You are supported with friends and your children have friends.

He is a bully and wants to take you away from your support.
To isolate you.

Talk to Women's aid for support, but don not move.

ForCraftyWriter · 12/10/2025 09:43

His communication is terrible.
But he absolutely has the right to not want to keep saving and renovating, and he can also change his mind about how he feels about this.

So if you’re both now staying in the house you need to agree what work if any you are going to do

AbzMoz · 12/10/2025 09:55

Can you just agree to crack on with the house you’ve got for a year or so? The wall doesn’t really need to come down right now, your toddlers bedroom doesn’t need planning for primary school right now… so, pause.

Id be focusing on showing him the benefit the local area is having to your kids, their friends, settled in at school, go and discover a local park together etc. You really need to stop looking at alternative houses etc as that is simply not a reality and is only leaving the door open on discussions around moving.

Kindly - your stance on ‘we need to save and I do all the renno etc’ does have a very stressful tone - which is justified, but isn’t going to change his mind or make anyone happy. Even more kindly - his tone, shouting and communication is entirely unacceptable. Why would you want to enter an even more stressful situation with him?

Makingspoons · 12/10/2025 15:19

Op there’s no point doing up the cottage unless you can afford to live in it on your own with the children.

This marriage is circling the drain

He has told you he will leave you and his children if you don’t move

how can you even look him in the eye, let alone share a bed with him and build a life with him.

It is just a matter of when not if.

Makingspoons · 12/10/2025 15:20

Rocky1989 · 12/10/2025 08:58

It isn't a happy marriage at the moment but everything has it's ups and downs. I just didn't realise how childish he could be, all I have wanted to have done is speak rationally,hear eachother out and don't call any idea stupid and come to a compromise and "support" eachother but all I've had is an explosive attitude Inc Infront of our children and trying to drag my eldest into it which is very sad in itself too. It has taken months for him to finally turn around and say he's willing to stay in the area that he hates for me and the kids.

== == ==

**Things to do**
• A. Sum up the forum thread in two sentences.
• B. In the forum thread, which organization does the first reply suggest talking to for support?
• C. Write the next part of the forum thread, carrying on from its last sentence.

== == ==

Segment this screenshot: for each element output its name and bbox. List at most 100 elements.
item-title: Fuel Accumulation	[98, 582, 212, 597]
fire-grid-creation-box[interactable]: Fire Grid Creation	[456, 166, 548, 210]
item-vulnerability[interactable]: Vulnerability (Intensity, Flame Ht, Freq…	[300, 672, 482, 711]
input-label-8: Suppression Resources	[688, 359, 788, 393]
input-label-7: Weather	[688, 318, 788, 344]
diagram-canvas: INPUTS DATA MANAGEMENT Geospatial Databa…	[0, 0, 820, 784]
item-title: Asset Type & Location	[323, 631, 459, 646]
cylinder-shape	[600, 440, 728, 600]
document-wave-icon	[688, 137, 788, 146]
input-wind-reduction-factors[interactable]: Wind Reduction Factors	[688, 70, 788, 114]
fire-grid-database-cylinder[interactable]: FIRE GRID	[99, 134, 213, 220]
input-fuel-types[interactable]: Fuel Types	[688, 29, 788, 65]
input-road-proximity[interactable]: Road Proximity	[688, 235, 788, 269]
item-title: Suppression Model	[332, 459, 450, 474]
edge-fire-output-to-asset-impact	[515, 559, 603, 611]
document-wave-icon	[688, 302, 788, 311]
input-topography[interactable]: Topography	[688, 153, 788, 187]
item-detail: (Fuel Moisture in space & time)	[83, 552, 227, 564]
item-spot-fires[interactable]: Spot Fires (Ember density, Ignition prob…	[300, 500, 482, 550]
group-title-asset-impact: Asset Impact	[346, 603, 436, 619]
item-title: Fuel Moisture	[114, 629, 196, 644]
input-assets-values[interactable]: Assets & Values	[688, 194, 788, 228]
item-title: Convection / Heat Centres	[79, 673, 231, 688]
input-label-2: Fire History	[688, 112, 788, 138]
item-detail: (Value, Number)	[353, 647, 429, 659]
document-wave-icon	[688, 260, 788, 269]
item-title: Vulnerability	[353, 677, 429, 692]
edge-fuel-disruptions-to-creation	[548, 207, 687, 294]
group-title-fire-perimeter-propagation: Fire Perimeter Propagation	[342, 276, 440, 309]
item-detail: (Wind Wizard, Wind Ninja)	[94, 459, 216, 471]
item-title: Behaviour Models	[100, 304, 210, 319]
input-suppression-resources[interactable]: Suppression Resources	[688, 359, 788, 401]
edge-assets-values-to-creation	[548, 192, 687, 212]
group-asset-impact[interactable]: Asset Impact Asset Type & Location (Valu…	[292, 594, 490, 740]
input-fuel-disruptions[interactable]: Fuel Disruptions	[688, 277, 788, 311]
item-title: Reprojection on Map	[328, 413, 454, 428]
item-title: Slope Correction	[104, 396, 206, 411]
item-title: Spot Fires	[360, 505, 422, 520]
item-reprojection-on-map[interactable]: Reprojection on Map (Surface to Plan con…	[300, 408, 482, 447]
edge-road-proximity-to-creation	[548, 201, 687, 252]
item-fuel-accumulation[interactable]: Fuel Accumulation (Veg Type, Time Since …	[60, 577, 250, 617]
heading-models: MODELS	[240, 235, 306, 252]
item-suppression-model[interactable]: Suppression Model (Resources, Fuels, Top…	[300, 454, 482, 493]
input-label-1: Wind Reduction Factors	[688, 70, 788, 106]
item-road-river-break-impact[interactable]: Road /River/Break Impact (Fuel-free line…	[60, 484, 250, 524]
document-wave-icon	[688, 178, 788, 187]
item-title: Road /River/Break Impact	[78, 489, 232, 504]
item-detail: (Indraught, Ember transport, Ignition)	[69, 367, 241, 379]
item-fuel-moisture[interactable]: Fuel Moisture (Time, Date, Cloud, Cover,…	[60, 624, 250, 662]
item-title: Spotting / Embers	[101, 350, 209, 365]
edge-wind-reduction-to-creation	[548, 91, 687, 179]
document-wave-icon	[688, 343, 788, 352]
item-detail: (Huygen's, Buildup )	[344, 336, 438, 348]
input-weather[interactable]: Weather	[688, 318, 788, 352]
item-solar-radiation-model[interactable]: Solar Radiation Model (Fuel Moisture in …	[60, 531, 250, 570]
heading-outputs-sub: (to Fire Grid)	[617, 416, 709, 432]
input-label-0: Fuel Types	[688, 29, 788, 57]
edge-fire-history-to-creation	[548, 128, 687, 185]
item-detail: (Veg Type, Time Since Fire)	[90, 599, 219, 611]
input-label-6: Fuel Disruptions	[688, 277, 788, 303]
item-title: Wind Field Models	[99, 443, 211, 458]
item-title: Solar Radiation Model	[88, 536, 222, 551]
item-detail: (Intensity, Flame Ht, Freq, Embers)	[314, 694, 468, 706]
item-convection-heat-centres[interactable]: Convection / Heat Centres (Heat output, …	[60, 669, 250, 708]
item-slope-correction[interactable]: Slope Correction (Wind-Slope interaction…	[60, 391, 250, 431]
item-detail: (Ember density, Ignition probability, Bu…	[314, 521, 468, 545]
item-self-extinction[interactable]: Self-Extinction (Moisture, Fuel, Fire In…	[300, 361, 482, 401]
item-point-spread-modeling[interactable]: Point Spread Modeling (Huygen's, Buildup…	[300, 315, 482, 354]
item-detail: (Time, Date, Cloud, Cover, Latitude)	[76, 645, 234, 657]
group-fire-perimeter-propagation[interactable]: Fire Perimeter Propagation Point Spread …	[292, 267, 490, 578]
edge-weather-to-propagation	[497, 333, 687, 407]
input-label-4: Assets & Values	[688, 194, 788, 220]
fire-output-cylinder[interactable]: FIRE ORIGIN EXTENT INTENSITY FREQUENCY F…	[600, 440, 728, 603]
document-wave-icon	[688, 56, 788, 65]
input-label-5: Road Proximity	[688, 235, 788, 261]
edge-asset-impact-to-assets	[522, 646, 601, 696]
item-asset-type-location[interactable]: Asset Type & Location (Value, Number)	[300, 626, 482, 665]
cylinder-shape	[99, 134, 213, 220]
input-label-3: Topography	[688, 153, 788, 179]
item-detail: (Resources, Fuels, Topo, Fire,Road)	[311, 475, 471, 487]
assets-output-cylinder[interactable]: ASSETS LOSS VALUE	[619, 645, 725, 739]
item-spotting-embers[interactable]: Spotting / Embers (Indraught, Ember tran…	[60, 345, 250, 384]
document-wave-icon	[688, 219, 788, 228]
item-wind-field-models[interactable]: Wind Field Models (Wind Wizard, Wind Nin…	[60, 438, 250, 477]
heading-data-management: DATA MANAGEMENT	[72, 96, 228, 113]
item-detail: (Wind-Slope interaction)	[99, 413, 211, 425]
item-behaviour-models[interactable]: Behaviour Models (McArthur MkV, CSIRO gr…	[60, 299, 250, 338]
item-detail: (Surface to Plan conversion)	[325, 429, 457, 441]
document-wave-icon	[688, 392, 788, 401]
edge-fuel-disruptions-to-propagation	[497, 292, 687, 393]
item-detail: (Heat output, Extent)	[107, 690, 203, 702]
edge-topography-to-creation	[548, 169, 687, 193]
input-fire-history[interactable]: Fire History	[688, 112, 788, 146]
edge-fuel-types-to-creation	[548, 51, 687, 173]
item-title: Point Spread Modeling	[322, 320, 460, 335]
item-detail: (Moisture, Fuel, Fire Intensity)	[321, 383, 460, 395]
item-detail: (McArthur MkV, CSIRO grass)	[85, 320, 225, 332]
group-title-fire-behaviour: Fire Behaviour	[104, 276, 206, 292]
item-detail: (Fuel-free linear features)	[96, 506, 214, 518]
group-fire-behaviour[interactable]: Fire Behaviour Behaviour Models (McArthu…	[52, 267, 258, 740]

== == ==

**Answers to the tasks**
• A. Replies in the forum thread urge the original poster not to move away from the friends and support the family has, and to pause renovations and stop looking at other houses. They condemn the shouting and poor communication, with one reply warning that the marriage is circling the drain, while a quoted post says that after months he has finally said he is willing to stay in the area he hates.

• B. Women's Aid.

• C.
Its because he seen his eldest playing with lots of local kids in the park the other day he changed his mind on location and has nothing to do with what I've been saying all along.I get he doesn't want to save and he wants everything done like now and it's been a shock as to how much things costs but we bought this house needing it. We have saved and done it in the past and I think he thought it would be different this time.

So he has children from another relationship that live in a different area?

GreyChicken · 12/10/2025 15:24

There is so much more to this.

I feel a dripfeed!

NotThisBollocksAgain · 12/10/2025 15:33

I cant work out what is going on! Is the house already sold?

Makingspoons · 12/10/2025 15:35

But your thread from a day ago was about you moving in to a converted attic flat.

This is all very weird

Rocky1989 · 12/10/2025 18:33

There's no converted attic flat!! I'm not drip feeding the story and he doesn't have any other kids elsewhere just to clear this up.I am just after some advice on what to do if you were in my situation because we are going around in circles the pair of us.I personally am no stubborn and open to admit I always put others before me so just not sure what to do tbh because he keeps saying it's for the sake of our children.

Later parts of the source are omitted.